■ **What the exercise asks**: Reproduce this listing in full.

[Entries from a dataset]
>>>

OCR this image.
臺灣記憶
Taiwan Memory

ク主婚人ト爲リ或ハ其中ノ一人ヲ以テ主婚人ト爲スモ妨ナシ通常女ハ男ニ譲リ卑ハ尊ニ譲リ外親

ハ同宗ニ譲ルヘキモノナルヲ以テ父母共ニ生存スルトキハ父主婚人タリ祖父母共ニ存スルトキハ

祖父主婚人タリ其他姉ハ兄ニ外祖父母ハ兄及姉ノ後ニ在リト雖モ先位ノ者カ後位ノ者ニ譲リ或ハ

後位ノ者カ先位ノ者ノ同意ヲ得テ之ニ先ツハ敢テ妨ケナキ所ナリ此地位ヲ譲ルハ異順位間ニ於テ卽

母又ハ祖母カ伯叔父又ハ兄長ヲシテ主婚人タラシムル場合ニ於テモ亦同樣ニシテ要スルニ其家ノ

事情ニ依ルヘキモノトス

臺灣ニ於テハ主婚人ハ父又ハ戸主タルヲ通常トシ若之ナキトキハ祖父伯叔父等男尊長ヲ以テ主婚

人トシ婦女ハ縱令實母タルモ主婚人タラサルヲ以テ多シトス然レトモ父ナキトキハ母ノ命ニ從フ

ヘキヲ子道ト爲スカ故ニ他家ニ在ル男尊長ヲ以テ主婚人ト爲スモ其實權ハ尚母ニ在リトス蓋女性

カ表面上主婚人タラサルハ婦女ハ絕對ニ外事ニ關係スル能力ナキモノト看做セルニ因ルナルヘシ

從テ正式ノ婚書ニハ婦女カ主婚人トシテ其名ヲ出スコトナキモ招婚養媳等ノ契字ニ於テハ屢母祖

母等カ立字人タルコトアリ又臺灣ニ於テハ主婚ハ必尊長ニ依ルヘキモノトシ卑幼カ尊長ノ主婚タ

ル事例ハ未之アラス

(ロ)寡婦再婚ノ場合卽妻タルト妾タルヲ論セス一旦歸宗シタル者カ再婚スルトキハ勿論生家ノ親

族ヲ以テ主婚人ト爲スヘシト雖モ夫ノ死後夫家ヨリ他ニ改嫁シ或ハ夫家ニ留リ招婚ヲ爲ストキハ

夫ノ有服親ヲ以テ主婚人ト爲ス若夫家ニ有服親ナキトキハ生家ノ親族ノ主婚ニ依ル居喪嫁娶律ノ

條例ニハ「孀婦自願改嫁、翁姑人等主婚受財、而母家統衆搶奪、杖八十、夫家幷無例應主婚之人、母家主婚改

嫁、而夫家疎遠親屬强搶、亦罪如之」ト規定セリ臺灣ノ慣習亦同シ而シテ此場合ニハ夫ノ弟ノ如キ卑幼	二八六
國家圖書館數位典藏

<<<

■ **The response**:
OCR this image.
臺灣記憶
Taiwan Memory

ク主婚人ト爲リ或ハ其中ノ一人ヲ以テ主婚人ト爲スモ妨ナシ通常女ハ男ニ譲リ卑ハ尊ニ譲リ外親

ハ同宗ニ譲ルヘキモノナルヲ以テ父母共ニ生存スルトキハ父主婚人タリ祖父母共ニ存スルトキハ

祖父主婚人タリ其他姉ハ兄ニ外祖父母ハ兄及姉ノ後ニ在リト雖モ先位ノ者カ後位ノ者ニ譲リ或ハ

後位ノ者カ先位ノ者ノ同意ヲ得テ之ニ先ツハ敢テ妨ケナキ所ナリ此地位ヲ譲ルハ異順位間ニ於テ卽

母又ハ祖母カ伯叔父又ハ兄長ヲシテ主婚人タラシムル場合ニ於テモ亦同樣ニシテ要スルニ其家ノ

事情ニ依ルヘキモノトス

臺灣ニ於テハ主婚人ハ父又ハ戸主タルヲ通常トシ若之ナキトキハ祖父伯叔父等男尊長ヲ以テ主婚

人トシ婦女ハ縱令實母タルモ主婚人タラサルヲ以テ多シトス然レトモ父ナキトキハ母ノ命ニ從フ

ヘキヲ子道ト爲スカ故ニ他家ニ在ル男尊長ヲ以テ主婚人ト爲スモ其實權ハ尚母ニ在リトス蓋女性

カ表面上主婚人タラサルハ婦女ハ絕對ニ外事ニ關係スル能力ナキモノト看做セルニ因ルナルヘシ

從テ正式ノ婚書ニハ婦女カ主婚人トシテ其名ヲ出スコトナキモ招婚養媳等ノ契字ニ於テハ屢母祖

母等カ立字人タルコトアリ又臺灣ニ於テハ主婚ハ必尊長ニ依ルヘキモノトシ卑幼カ尊長ノ主婚タ

ル事例ハ未之アラス

(ロ)寡婦再婚ノ場合卽妻タルト妾タルヲ論セス一旦歸宗シタル者カ再婚スルトキハ勿論生家ノ親

族ヲ以テ主婚人ト爲スヘシト雖モ夫ノ死後夫家ヨリ他ニ改嫁シ或ハ夫家ニ留リ招婚ヲ爲ストキハ

夫ノ有服親ヲ以テ主婚人ト爲ス若夫家ニ有服親ナキトキハ生家ノ親族ノ主婚ニ依ル居喪嫁娶律ノ

條例ニハ「孀婦自願改嫁、翁姑人等主婚受財、而母家統衆搶奪、杖八十、夫家幷無例應主婚之人、母家主婚改

嫁、而夫家疎遠親屬强搶、亦罪如之」ト規定セリ臺灣ノ慣習亦同シ而シテ此場合ニハ夫ノ弟ノ如キ卑幼	二八六
國家圖書館數位典藏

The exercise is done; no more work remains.